(Stored entries)
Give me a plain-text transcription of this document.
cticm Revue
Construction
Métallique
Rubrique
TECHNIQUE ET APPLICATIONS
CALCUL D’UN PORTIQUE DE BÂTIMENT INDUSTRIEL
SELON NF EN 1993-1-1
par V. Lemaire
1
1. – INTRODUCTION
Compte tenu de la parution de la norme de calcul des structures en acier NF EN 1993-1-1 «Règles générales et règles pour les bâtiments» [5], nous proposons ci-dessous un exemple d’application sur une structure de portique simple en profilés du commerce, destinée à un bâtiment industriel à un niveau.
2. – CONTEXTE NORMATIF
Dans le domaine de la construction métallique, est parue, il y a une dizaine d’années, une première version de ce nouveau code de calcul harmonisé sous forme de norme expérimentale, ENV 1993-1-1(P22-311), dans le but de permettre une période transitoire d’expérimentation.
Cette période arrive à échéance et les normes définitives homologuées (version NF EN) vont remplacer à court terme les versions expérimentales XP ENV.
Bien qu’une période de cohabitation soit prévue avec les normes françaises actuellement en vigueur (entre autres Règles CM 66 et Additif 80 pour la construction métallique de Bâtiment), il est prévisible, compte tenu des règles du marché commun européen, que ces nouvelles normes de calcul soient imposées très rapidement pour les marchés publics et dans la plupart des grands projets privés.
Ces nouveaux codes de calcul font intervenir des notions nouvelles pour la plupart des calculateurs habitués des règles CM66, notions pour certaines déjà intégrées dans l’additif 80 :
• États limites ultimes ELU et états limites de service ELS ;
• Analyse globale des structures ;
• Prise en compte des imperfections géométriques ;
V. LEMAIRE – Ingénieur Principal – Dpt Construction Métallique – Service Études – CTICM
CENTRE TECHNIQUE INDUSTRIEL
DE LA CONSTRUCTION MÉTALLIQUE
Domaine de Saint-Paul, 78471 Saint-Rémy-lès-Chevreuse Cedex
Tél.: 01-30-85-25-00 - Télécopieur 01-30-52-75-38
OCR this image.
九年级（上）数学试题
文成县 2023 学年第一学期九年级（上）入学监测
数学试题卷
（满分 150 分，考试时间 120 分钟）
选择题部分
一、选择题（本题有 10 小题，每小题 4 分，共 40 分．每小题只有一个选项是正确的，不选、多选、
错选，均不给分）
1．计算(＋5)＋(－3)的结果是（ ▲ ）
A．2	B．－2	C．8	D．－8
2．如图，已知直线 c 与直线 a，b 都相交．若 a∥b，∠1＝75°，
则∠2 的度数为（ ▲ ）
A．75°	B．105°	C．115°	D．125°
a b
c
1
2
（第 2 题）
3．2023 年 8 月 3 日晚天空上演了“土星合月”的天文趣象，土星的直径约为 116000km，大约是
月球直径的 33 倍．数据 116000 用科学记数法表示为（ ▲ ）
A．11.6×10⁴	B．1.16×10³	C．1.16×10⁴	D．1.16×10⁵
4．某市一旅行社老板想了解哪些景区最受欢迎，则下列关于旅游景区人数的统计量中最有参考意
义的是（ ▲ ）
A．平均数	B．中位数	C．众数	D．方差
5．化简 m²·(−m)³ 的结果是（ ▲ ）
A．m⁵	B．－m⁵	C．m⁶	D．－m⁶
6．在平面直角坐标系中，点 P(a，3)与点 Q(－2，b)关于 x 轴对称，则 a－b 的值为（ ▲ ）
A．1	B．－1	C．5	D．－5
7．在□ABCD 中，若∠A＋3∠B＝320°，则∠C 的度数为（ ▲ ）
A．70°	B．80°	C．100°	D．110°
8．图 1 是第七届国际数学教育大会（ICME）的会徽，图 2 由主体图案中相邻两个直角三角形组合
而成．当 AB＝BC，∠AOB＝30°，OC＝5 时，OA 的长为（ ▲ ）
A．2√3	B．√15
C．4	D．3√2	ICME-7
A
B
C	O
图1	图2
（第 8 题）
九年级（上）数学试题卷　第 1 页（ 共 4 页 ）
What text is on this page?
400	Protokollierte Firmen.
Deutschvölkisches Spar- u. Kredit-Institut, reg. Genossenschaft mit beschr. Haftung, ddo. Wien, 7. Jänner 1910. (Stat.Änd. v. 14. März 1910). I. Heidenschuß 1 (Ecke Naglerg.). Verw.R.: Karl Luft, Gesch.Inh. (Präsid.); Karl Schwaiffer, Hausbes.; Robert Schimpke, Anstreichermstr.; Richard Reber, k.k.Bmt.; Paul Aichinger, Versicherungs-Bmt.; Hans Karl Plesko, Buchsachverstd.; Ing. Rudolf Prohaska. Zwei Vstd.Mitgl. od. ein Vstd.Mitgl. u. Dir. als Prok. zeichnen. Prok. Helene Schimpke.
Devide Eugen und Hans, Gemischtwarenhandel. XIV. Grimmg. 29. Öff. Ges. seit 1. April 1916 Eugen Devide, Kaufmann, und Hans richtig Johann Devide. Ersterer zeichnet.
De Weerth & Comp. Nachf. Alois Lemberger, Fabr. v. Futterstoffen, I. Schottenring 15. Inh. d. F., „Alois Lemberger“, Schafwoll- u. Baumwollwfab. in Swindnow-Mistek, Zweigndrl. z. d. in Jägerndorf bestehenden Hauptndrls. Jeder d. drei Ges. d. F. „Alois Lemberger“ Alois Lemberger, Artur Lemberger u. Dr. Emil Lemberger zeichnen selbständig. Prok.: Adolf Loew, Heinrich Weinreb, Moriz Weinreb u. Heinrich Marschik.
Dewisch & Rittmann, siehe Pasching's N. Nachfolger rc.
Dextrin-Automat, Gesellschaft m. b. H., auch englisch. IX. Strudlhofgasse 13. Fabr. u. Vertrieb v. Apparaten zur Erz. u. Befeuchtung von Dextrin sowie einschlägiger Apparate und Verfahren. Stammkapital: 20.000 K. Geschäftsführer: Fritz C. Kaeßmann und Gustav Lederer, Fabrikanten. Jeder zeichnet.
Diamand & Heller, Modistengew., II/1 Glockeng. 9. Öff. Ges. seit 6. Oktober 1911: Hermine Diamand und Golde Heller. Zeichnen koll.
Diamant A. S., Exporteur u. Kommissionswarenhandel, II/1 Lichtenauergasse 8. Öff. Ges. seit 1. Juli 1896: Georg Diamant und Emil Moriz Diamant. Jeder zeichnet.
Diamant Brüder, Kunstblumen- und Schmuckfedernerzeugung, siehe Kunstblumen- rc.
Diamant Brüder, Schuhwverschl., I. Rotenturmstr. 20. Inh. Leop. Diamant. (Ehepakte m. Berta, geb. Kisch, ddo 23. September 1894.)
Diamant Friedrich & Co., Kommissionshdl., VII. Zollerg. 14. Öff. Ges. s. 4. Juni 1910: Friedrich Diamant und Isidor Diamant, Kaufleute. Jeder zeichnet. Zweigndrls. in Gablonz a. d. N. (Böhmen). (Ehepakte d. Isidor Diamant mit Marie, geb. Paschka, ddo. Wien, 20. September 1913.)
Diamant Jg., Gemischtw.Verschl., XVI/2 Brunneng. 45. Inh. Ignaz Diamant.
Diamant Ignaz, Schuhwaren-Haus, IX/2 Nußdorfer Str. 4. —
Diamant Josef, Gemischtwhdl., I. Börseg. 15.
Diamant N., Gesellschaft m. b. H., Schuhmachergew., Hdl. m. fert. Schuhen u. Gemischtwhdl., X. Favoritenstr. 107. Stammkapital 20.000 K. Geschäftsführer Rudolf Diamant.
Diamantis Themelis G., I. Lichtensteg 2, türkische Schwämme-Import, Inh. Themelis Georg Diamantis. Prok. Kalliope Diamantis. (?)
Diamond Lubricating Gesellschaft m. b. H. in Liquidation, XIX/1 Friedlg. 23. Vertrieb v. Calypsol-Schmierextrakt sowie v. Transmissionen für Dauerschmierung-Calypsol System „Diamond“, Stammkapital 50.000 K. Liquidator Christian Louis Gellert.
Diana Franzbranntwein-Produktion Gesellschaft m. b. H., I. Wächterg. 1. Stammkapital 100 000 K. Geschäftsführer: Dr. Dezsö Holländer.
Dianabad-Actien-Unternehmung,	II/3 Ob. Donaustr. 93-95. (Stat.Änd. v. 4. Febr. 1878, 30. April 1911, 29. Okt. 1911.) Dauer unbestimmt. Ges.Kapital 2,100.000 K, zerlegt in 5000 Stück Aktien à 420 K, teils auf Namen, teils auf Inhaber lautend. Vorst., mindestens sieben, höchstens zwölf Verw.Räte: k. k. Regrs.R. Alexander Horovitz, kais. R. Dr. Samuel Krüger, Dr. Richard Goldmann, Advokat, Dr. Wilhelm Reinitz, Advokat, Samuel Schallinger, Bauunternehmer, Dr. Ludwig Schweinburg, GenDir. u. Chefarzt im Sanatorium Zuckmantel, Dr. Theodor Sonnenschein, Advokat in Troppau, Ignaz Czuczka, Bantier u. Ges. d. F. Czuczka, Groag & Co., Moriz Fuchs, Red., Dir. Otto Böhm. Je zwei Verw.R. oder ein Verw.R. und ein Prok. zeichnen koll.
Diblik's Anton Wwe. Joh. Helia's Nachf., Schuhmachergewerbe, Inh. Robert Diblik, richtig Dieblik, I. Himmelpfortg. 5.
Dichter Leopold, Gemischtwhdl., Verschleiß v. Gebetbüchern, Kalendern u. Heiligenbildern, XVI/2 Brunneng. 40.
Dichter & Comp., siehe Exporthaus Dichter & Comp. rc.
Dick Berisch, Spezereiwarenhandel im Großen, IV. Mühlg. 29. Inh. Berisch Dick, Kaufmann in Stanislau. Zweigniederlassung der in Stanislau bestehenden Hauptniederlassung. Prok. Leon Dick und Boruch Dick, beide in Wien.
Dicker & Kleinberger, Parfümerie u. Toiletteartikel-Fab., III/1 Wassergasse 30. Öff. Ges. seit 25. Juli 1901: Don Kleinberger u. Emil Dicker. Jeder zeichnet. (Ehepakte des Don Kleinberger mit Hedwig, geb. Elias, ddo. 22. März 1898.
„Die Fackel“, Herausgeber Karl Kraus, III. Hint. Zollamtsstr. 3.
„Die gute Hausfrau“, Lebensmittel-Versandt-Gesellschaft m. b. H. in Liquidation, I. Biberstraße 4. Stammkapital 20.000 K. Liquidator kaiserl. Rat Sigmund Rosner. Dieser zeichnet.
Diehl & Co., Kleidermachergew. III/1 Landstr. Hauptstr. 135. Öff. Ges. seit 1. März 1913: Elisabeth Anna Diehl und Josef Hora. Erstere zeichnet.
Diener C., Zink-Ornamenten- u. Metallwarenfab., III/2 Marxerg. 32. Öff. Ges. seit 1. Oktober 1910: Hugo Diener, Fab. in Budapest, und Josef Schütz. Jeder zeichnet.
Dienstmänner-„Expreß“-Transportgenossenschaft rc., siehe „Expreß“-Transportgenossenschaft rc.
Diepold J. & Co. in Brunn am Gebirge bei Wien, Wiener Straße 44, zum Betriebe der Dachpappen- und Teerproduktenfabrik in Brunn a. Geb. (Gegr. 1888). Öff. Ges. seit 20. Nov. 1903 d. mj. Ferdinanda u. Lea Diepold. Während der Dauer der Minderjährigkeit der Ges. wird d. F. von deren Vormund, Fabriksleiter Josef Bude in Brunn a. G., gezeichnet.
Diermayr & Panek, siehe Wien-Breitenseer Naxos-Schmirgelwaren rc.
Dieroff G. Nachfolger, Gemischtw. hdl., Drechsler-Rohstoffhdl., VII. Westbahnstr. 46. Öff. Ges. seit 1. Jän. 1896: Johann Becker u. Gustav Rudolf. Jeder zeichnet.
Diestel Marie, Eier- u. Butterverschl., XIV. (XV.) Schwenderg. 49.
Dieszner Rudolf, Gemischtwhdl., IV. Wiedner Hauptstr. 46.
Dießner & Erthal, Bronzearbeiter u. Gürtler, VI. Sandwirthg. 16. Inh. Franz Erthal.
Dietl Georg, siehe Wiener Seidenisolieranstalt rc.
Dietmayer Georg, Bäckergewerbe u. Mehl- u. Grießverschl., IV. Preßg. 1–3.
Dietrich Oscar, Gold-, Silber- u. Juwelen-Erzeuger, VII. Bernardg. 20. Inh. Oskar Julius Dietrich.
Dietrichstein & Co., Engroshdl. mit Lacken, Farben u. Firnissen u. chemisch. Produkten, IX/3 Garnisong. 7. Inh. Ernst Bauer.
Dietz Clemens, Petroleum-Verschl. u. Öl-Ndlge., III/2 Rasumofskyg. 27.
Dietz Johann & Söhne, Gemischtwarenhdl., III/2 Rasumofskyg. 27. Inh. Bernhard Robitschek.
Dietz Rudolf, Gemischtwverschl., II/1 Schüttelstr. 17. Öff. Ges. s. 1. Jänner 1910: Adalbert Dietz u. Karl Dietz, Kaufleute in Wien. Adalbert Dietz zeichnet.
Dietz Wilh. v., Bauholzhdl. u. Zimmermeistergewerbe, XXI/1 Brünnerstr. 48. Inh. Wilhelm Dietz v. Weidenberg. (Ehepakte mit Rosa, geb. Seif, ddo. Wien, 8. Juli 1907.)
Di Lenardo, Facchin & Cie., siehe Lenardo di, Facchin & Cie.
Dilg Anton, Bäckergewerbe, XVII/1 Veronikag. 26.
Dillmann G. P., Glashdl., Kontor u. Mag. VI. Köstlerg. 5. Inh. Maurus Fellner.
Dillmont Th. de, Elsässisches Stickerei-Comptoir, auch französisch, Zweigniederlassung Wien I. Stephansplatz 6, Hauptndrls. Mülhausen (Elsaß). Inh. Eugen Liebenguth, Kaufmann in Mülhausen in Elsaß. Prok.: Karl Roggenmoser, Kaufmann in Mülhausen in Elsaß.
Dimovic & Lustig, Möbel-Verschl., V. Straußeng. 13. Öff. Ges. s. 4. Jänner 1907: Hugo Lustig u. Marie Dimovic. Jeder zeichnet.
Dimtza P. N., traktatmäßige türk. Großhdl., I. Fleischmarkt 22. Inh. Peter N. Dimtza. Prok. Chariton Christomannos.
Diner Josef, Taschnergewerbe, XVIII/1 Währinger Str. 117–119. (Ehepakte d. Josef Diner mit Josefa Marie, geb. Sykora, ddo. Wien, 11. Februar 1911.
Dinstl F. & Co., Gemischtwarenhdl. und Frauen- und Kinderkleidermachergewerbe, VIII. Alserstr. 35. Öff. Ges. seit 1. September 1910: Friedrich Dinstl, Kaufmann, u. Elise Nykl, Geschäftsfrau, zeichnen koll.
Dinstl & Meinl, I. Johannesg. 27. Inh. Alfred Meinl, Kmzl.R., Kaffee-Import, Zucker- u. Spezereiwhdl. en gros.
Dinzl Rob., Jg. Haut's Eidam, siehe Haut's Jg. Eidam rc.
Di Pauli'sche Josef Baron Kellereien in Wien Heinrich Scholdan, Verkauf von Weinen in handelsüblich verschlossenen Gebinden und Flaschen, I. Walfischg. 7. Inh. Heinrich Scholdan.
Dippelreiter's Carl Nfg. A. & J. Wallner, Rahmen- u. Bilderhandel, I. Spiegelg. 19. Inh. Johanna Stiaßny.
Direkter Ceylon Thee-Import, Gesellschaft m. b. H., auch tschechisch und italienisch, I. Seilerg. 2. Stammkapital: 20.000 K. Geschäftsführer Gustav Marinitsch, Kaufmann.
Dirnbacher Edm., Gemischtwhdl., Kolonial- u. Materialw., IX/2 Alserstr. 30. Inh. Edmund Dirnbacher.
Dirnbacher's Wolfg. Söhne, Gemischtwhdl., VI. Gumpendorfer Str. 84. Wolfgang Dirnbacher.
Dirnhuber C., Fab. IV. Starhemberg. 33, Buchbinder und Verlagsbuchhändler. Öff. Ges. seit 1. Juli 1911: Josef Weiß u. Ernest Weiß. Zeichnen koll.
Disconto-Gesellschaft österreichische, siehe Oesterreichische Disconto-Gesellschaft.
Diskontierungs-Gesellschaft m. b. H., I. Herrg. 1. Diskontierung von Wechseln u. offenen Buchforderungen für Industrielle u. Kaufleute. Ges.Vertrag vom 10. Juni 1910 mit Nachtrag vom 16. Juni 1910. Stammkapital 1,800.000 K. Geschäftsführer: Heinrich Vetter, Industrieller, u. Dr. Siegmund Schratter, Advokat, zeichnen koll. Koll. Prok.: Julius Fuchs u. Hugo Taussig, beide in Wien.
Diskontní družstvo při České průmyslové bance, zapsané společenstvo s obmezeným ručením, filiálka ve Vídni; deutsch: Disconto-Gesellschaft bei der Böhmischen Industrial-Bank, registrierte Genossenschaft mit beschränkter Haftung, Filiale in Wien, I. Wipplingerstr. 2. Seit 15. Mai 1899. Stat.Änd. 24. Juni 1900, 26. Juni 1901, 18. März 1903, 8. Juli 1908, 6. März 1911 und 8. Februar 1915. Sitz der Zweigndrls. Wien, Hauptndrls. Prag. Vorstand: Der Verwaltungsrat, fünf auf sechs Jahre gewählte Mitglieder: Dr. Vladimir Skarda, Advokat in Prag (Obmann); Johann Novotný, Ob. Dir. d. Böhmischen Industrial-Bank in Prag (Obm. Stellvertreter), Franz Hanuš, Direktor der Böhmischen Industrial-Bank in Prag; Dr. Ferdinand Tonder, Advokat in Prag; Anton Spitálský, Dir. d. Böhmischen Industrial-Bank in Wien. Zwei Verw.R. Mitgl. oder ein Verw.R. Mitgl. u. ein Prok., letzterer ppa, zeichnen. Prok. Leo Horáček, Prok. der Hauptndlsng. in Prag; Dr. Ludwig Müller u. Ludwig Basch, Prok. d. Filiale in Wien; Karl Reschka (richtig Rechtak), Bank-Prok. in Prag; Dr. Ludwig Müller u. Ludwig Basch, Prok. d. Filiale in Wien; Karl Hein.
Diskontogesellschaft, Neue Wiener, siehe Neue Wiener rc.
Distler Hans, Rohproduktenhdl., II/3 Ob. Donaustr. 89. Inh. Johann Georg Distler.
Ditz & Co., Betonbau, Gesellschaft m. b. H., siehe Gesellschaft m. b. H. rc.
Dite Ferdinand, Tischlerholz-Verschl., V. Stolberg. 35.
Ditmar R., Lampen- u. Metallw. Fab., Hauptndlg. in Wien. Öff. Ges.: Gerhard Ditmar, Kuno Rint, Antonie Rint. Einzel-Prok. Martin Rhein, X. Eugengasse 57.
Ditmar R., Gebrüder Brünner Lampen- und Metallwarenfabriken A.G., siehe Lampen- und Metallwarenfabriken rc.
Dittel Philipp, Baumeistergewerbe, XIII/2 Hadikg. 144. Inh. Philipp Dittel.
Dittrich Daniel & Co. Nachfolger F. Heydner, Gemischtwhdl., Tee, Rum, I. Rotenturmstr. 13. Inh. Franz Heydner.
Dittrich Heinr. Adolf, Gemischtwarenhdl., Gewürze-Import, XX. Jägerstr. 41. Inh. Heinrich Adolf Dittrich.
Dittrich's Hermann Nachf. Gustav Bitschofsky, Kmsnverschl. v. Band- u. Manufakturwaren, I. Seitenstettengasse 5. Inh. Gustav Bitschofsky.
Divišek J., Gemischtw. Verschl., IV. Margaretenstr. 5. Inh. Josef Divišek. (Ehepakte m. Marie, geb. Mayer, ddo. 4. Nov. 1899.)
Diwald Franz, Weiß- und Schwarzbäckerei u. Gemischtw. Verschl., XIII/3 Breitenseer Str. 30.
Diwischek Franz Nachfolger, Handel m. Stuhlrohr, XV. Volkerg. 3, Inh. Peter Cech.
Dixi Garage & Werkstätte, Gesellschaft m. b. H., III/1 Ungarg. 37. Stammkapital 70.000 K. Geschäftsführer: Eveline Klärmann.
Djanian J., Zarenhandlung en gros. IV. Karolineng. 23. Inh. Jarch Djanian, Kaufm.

§ To be done
Say how many lines contain "Breitenseer", and give nothing but that number.

§ Response
2